▶ **Stated task**:
Copy each of the following records verbatim, with no changes to wording, numbers, or line order.

▶ **Dataset rows**:
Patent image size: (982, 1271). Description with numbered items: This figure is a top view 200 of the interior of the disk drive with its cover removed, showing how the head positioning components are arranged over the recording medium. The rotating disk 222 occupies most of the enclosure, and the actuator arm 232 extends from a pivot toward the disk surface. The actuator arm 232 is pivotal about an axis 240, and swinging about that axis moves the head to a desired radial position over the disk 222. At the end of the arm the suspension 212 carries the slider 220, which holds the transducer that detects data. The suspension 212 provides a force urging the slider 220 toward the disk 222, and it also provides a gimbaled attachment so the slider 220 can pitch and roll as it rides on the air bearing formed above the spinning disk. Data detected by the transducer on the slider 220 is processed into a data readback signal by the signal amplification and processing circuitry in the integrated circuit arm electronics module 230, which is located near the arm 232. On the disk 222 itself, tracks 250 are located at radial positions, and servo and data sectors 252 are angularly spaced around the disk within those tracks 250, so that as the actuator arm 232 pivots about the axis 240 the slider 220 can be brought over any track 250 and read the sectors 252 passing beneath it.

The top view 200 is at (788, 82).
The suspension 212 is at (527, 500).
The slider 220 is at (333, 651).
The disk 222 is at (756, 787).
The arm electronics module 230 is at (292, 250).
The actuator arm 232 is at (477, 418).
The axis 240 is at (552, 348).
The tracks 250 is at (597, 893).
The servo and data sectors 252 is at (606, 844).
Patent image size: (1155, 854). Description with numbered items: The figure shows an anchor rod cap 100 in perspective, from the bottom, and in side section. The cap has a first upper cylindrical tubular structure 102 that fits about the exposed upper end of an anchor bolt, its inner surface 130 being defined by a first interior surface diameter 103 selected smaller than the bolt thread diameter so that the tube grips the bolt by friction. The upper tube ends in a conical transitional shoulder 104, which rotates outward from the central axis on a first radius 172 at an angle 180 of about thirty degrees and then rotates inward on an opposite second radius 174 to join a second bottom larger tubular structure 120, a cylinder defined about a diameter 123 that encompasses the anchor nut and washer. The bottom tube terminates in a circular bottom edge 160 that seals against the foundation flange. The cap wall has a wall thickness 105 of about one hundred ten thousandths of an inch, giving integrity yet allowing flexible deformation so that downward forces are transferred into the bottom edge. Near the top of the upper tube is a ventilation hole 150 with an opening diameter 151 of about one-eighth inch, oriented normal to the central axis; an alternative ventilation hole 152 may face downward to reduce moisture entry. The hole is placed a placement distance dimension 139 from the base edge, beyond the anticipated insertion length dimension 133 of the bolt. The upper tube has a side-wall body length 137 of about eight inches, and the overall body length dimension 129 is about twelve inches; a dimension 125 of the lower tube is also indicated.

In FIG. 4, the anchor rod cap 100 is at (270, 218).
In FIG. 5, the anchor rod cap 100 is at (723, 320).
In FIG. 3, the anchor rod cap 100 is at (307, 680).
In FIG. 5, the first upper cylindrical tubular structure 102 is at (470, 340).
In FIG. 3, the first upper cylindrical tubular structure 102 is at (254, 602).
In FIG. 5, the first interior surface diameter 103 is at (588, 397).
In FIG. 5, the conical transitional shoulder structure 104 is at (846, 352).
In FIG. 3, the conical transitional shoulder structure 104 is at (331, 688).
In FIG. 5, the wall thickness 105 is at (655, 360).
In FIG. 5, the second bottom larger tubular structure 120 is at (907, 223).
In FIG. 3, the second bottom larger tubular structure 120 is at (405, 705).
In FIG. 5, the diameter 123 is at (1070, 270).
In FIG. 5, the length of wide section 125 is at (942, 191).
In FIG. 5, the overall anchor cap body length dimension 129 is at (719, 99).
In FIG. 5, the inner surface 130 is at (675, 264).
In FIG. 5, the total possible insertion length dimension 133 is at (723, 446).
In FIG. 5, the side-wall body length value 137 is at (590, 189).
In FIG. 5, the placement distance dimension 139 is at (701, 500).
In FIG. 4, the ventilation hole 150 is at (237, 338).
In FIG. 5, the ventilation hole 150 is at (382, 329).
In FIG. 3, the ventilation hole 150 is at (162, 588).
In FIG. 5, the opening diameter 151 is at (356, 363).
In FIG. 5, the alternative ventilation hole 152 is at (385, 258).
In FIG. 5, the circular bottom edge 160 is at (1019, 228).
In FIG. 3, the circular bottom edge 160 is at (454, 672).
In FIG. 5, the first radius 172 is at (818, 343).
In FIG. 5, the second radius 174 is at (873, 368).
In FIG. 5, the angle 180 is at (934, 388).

▶ **Worked answer**:
Patent image size: (982, 1271). Description with numbered items: This figure is a top view 200 of the interior of the disk drive with its cover removed, showing how the head positioning components are arranged over the recording medium. The rotating disk 222 occupies most of the enclosure, and the actuator arm 232 extends from a pivot toward the disk surface. The actuator arm 232 is pivotal about an axis 240, and swinging about that axis moves the head to a desired radial position over the disk 222. At the end of the arm the suspension 212 carries the slider 220, which holds the transducer that detects data. The suspension 212 provides a force urging the slider 220 toward the disk 222, and it also provides a gimbaled attachment so the slider 220 can pitch and roll as it rides on the air bearing formed above the spinning disk. Data detected by the transducer on the slider 220 is processed into a data readback signal by the signal amplification and processing circuitry in the integrated circuit arm electronics module 230, which is located near the arm 232. On the disk 222 itself, tracks 250 are located at radial positions, and servo and data sectors 252 are angularly spaced around the disk within those tracks 250, so that as the actuator arm 232 pivots about the axis 240 the slider 220 can be brought over any track 250 and read the sectors 252 passing beneath it.

The top view 200 is at (788, 82).
The suspension 212 is at (527, 500).
The slider 220 is at (333, 651).
The disk 222 is at (756, 787).
The arm electronics module 230 is at (292, 250).
The actuator arm 232 is at (477, 418).
The axis 240 is at (552, 348).
The tracks 250 is at (597, 893).
The servo and data sectors 252 is at (606, 844).
Patent image size: (1155, 854). Description with numbered items: The figure shows an anchor rod cap 100 in perspective, from the bottom, and in side section. The cap has a first upper cylindrical tubular structure 102 that fits about the exposed upper end of an anchor bolt, its inner surface 130 being defined by a first interior surface diameter 103 selected smaller than the bolt thread diameter so that the tube grips the bolt by friction. The upper tube ends in a conical transitional shoulder 104, which rotates outward from the central axis on a first radius 172 at an angle 180 of about thirty degrees and then rotates inward on an opposite second radius 174 to join a second bottom larger tubular structure 120, a cylinder defined about a diameter 123 that encompasses the anchor nut and washer. The bottom tube terminates in a circular bottom edge 160 that seals against the foundation flange. The cap wall has a wall thickness 105 of about one hundred ten thousandths of an inch, giving integrity yet allowing flexible deformation so that downward forces are transferred into the bottom edge. Near the top of the upper tube is a ventilation hole 150 with an opening diameter 151 of about one-eighth inch, oriented normal to the central axis; an alternative ventilation hole 152 may face downward to reduce moisture entry. The hole is placed a placement distance dimension 139 from the base edge, beyond the anticipated insertion length dimension 133 of the bolt. The upper tube has a side-wall body length 137 of about eight inches, and the overall body length dimension 129 is about twelve inches; a dimension 125 of the lower tube is also indicated.

In FIG. 4, the anchor rod cap 100 is at (270, 218).
In FIG. 5, the anchor rod cap 100 is at (723, 320).
In FIG. 3, the anchor rod cap 100 is at (307, 680).
In FIG. 5, the first upper cylindrical tubular structure 102 is at (470, 340).
In FIG. 3, the first upper cylindrical tubular structure 102 is at (254, 602).
In FIG. 5, the first interior surface diameter 103 is at (588, 397).
In FIG. 5, the conical transitional shoulder structure 104 is at (846, 352).
In FIG. 3, the conical transitional shoulder structure 104 is at (331, 688).
In FIG. 5, the wall thickness 105 is at (655, 360).
In FIG. 5, the second bottom larger tubular structure 120 is at (907, 223).
In FIG. 3, the second bottom larger tubular structure 120 is at (405, 705).
In FIG. 5, the diameter 123 is at (1070, 270).
In FIG. 5, the length of wide section 125 is at (942, 191).
In FIG. 5, the overall anchor cap body length dimension 129 is at (719, 99).
In FIG. 5, the inner surface 130 is at (675, 264).
In FIG. 5, the total possible insertion length dimension 133 is at (723, 446).
In FIG. 5, the side-wall body length value 137 is at (590, 189).
In FIG. 5, the placement distance dimension 139 is at (701, 500).
In FIG. 4, the ventilation hole 150 is at (237, 338).
In FIG. 5, the ventilation hole 150 is at (382, 329).
In FIG. 3, the ventilation hole 150 is at (162, 588).
In FIG. 5, the opening diameter 151 is at (356, 363).
In FIG. 5, the alternative ventilation hole 152 is at (385, 258).
In FIG. 5, the circular bottom edge 160 is at (1019, 228).
In FIG. 3, the circular bottom edge 160 is at (454, 672).
In FIG. 5, the first radius 172 is at (818, 343).
In FIG. 5, the second radius 174 is at (873, 368).
In FIG. 5, the angle 180 is at (934, 388).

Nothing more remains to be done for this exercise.